** START OF MATERIAL FOR THIS EXERCISE **

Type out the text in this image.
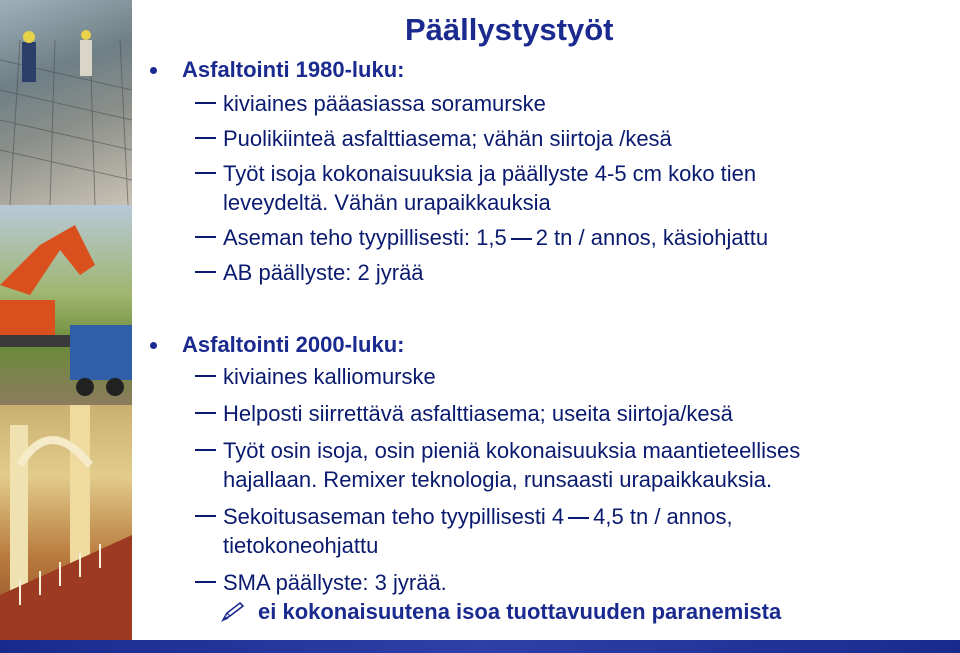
Päällystystyöt
Asfaltointi 1980-luku:
kiviaines pääasiassa soramurske
Puolikiinteä asfalttiasema; vähän siirtoja /kesä
Työt isoja kokonaisuuksia ja päällyste 4-5 cm koko tien
leveydeltä. Vähän urapaikkauksia
Aseman teho tyypillisesti: 1,5 2 tn / annos, käsiohjattu
AB päällyste: 2 jyrää
Asfaltointi 2000-luku:
kiviaines kalliomurske
Helposti siirrettävä asfalttiasema; useita siirtoja/kesä
Työt osin isoja, osin pieniä kokonaisuuksia maantieteellises
hajallaan. Remixer teknologia, runsaasti urapaikkauksia.
Sekoitusaseman teho tyypillisesti 4 4,5 tn / annos,
tietokoneohjattu
SMA päällyste: 3 jyrää.
ei kokonaisuutena isoa tuottavuuden paranemista
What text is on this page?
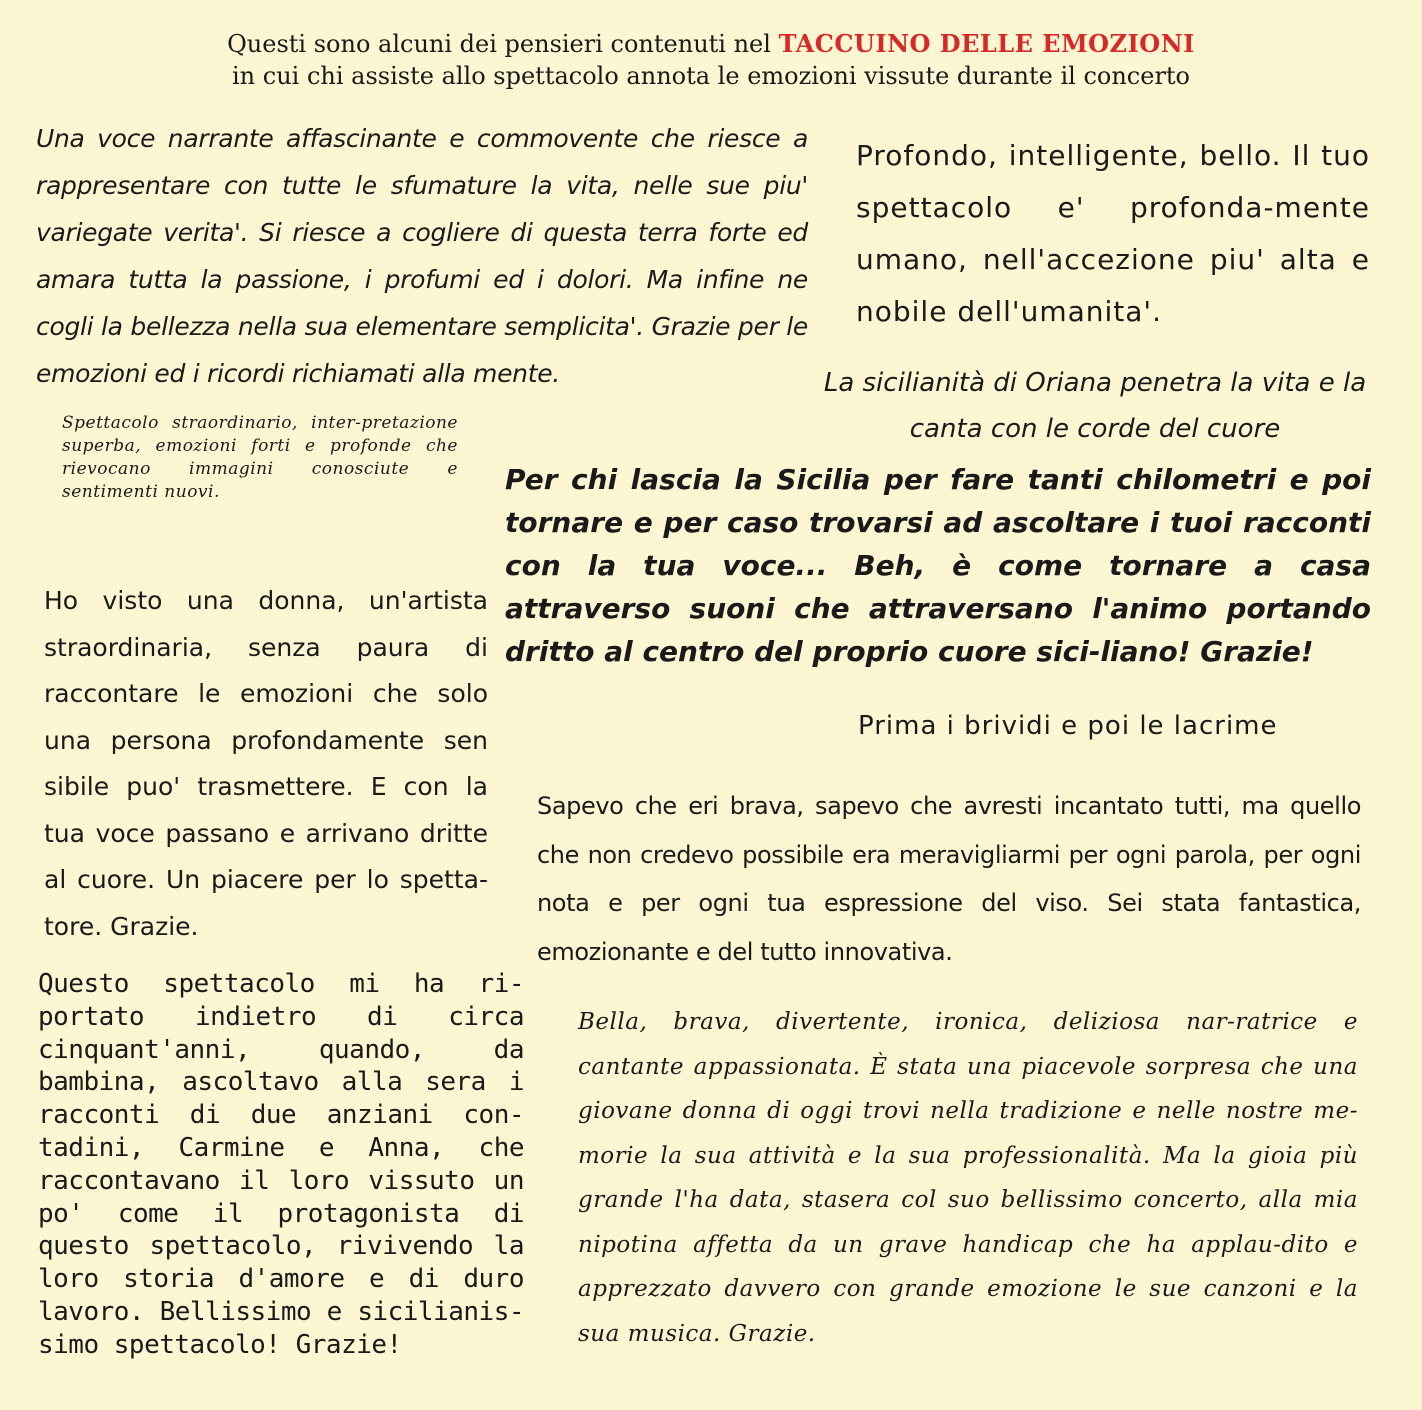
Questi sono alcuni dei pensieri contenuti nel TACCUINO DELLE EMOZIONI
in cui chi assiste allo spettacolo annota le emozioni vissute durante il concerto

Una voce narrante affascinante e commovente che riesce a rappresentare con tutte le sfumature la vita, nelle sue piu' variegate verita'. Si riesce a cogliere di questa terra forte ed amara tutta la passione, i profumi ed i dolori. Ma infine ne cogli la bellezza nella sua elementare semplicita'. Grazie per le emozioni ed i ricordi richiamati alla mente.

Profondo, intelligente, bello. Il tuo spettacolo e' profonda-mente umano, nell'accezione piu' alta e nobile dell'umanita'.

La sicilianità di Oriana penetra la vita e la canta con le corde del cuore

Spettacolo straordinario, inter-pretazione superba, emozioni forti e profonde che rievocano immagini conosciute e sentimenti nuovi.	Per chi lascia la Sicilia per fare tanti chilometri e poi tornare e per caso trovarsi ad ascoltare i tuoi racconti con la tua voce... Beh, è come tornare a casa attraverso suoni che attraversano l'animo portando dritto al centro del proprio cuore sici-liano! Grazie!

Ho visto una donna, un'artista straordinaria, senza paura di raccontare le emozioni che solo una persona profondamente sen sibile puo' trasmettere. E con la tua voce passano e arrivano dritte al cuore. Un piacere per lo spetta-tore. Grazie.

Prima i brividi e poi le lacrime

Sapevo che eri brava, sapevo che avresti incantato tutti, ma quello che non credevo possibile era meravigliarmi per ogni parola, per ogni nota e per ogni tua espressione del viso. Sei stata fantastica, emozionante e del tutto innovativa.

Questo spettacolo mi ha ri-portato indietro di circa cinquant'anni, quando, da bambina, ascoltavo alla sera i racconti di due anziani con-tadini, Carmine e Anna, che raccontavano il loro vissuto un po' come il protagonista di questo spettacolo, rivivendo la loro storia d'amore e di duro lavoro. Bellissimo e sicilianis-simo spettacolo! Grazie!

Bella, brava, divertente, ironica, deliziosa nar-ratrice e cantante appassionata. È stata una piacevole sorpresa che una giovane donna di oggi trovi nella tradizione e nelle nostre me-morie la sua attività e la sua professionalità. Ma la gioia più grande l'ha data, stasera col suo bellissimo concerto, alla mia nipotina affetta da un grave handicap che ha applau-dito e apprezzato davvero con grande emozione le sue canzoni e la sua musica. Grazie.
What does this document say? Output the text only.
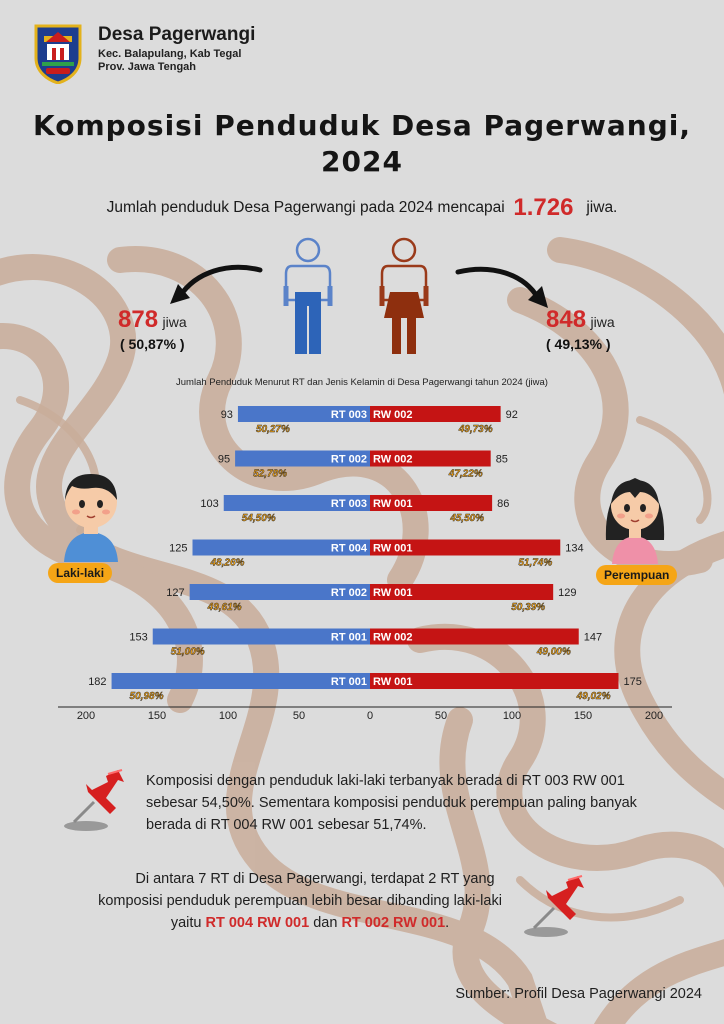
Desa Pagerwangi
Kec. Balapulang, Kab Tegal
Prov. Jawa Tengah
Komposisi Penduduk Desa Pagerwangi,
2024
Jumlah penduduk Desa Pagerwangi pada 2024 mencapai 1.726 jiwa.
878 jiwa
( 50,87% )
848 jiwa
( 49,13% )
Jumlah Penduduk Menurut RT dan Jenis Kelamin di Desa Pagerwangi tahun 2024 (jiwa)
RT 003 RW 002
93	92
50,27%	49,73%
RT 002 RW 002
95	85
52,78%	47,22%
RT 003 RW 001
103	86
54,50%	45,50%
RT 004 RW 001
125	134
48,26%	51,74%
RT 002 RW 001
127	129
49,61%	50,39%
RT 001 RW 002
153	147
51,00%	49,00%
RT 001 RW 001
182	175
50,98%	49,02%
200	150	100	50	0	50	100	150	200
Laki-laki	Perempuan
Komposisi dengan penduduk laki-laki terbanyak berada di RT 003 RW 001
sebesar 54,50%. Sementara komposisi penduduk perempuan paling banyak
berada di RT 004 RW 001 sebesar 51,74%.
Di antara 7 RT di Desa Pagerwangi, terdapat 2 RT yang
komposisi penduduk perempuan lebih besar dibanding laki-laki
yaitu RT 004 RW 001 dan RT 002 RW 001.
Sumber: Profil Desa Pagerwangi 2024
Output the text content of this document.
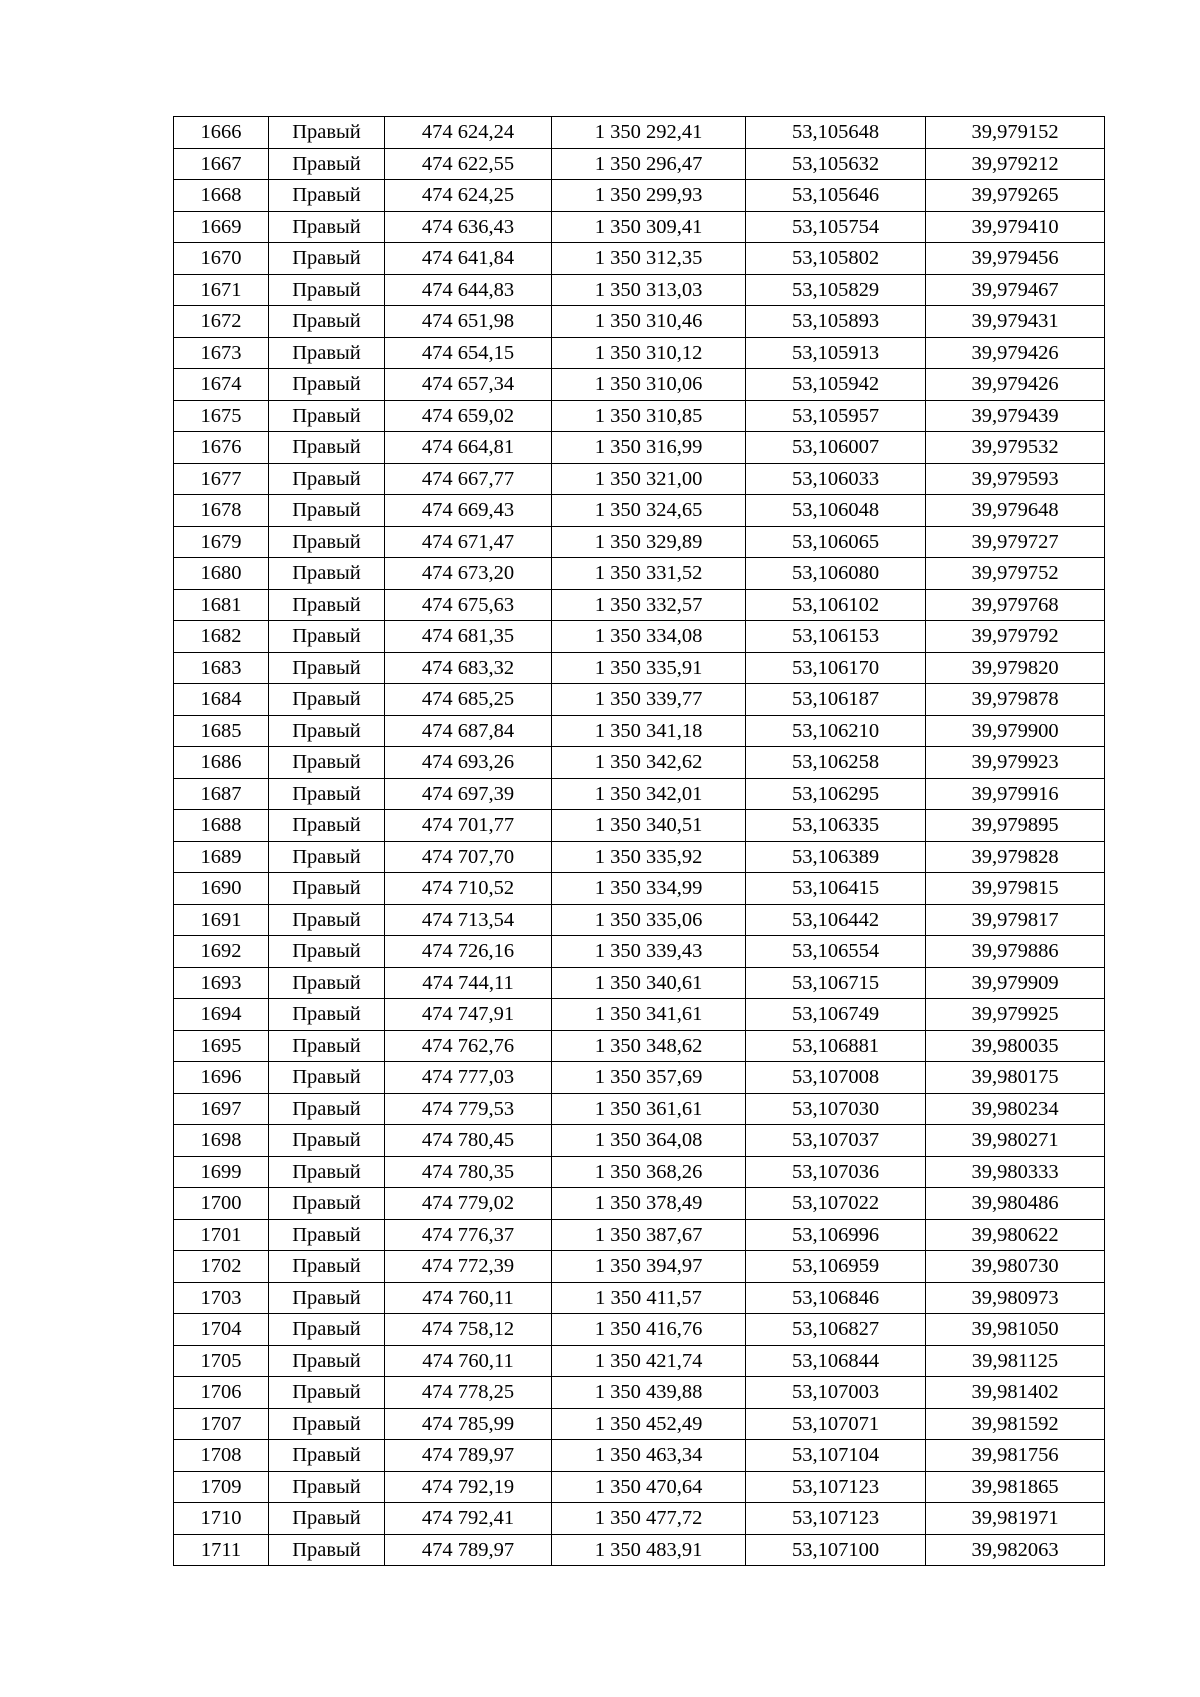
1666	Правый	474 624,24	1 350 292,41	53,105648	39,979152
1667	Правый	474 622,55	1 350 296,47	53,105632	39,979212
1668	Правый	474 624,25	1 350 299,93	53,105646	39,979265
1669	Правый	474 636,43	1 350 309,41	53,105754	39,979410
1670	Правый	474 641,84	1 350 312,35	53,105802	39,979456
1671	Правый	474 644,83	1 350 313,03	53,105829	39,979467
1672	Правый	474 651,98	1 350 310,46	53,105893	39,979431
1673	Правый	474 654,15	1 350 310,12	53,105913	39,979426
1674	Правый	474 657,34	1 350 310,06	53,105942	39,979426
1675	Правый	474 659,02	1 350 310,85	53,105957	39,979439
1676	Правый	474 664,81	1 350 316,99	53,106007	39,979532
1677	Правый	474 667,77	1 350 321,00	53,106033	39,979593
1678	Правый	474 669,43	1 350 324,65	53,106048	39,979648
1679	Правый	474 671,47	1 350 329,89	53,106065	39,979727
1680	Правый	474 673,20	1 350 331,52	53,106080	39,979752
1681	Правый	474 675,63	1 350 332,57	53,106102	39,979768
1682	Правый	474 681,35	1 350 334,08	53,106153	39,979792
1683	Правый	474 683,32	1 350 335,91	53,106170	39,979820
1684	Правый	474 685,25	1 350 339,77	53,106187	39,979878
1685	Правый	474 687,84	1 350 341,18	53,106210	39,979900
1686	Правый	474 693,26	1 350 342,62	53,106258	39,979923
1687	Правый	474 697,39	1 350 342,01	53,106295	39,979916
1688	Правый	474 701,77	1 350 340,51	53,106335	39,979895
1689	Правый	474 707,70	1 350 335,92	53,106389	39,979828
1690	Правый	474 710,52	1 350 334,99	53,106415	39,979815
1691	Правый	474 713,54	1 350 335,06	53,106442	39,979817
1692	Правый	474 726,16	1 350 339,43	53,106554	39,979886
1693	Правый	474 744,11	1 350 340,61	53,106715	39,979909
1694	Правый	474 747,91	1 350 341,61	53,106749	39,979925
1695	Правый	474 762,76	1 350 348,62	53,106881	39,980035
1696	Правый	474 777,03	1 350 357,69	53,107008	39,980175
1697	Правый	474 779,53	1 350 361,61	53,107030	39,980234
1698	Правый	474 780,45	1 350 364,08	53,107037	39,980271
1699	Правый	474 780,35	1 350 368,26	53,107036	39,980333
1700	Правый	474 779,02	1 350 378,49	53,107022	39,980486
1701	Правый	474 776,37	1 350 387,67	53,106996	39,980622
1702	Правый	474 772,39	1 350 394,97	53,106959	39,980730
1703	Правый	474 760,11	1 350 411,57	53,106846	39,980973
1704	Правый	474 758,12	1 350 416,76	53,106827	39,981050
1705	Правый	474 760,11	1 350 421,74	53,106844	39,981125
1706	Правый	474 778,25	1 350 439,88	53,107003	39,981402
1707	Правый	474 785,99	1 350 452,49	53,107071	39,981592
1708	Правый	474 789,97	1 350 463,34	53,107104	39,981756
1709	Правый	474 792,19	1 350 470,64	53,107123	39,981865
1710	Правый	474 792,41	1 350 477,72	53,107123	39,981971
1711	Правый	474 789,97	1 350 483,91	53,107100	39,982063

** END OF MATERIAL FOR THIS EXERCISE **

◆ **WHAT NEEDS TO BE DONE**
Copy every line of the records above that contains "kokonaisuuksia".

◆ **EXERCISE ANSWER**
Työt isoja kokonaisuuksia ja päällyste 4-5 cm koko tien
Työt osin isoja, osin pieniä kokonaisuuksia maantieteellises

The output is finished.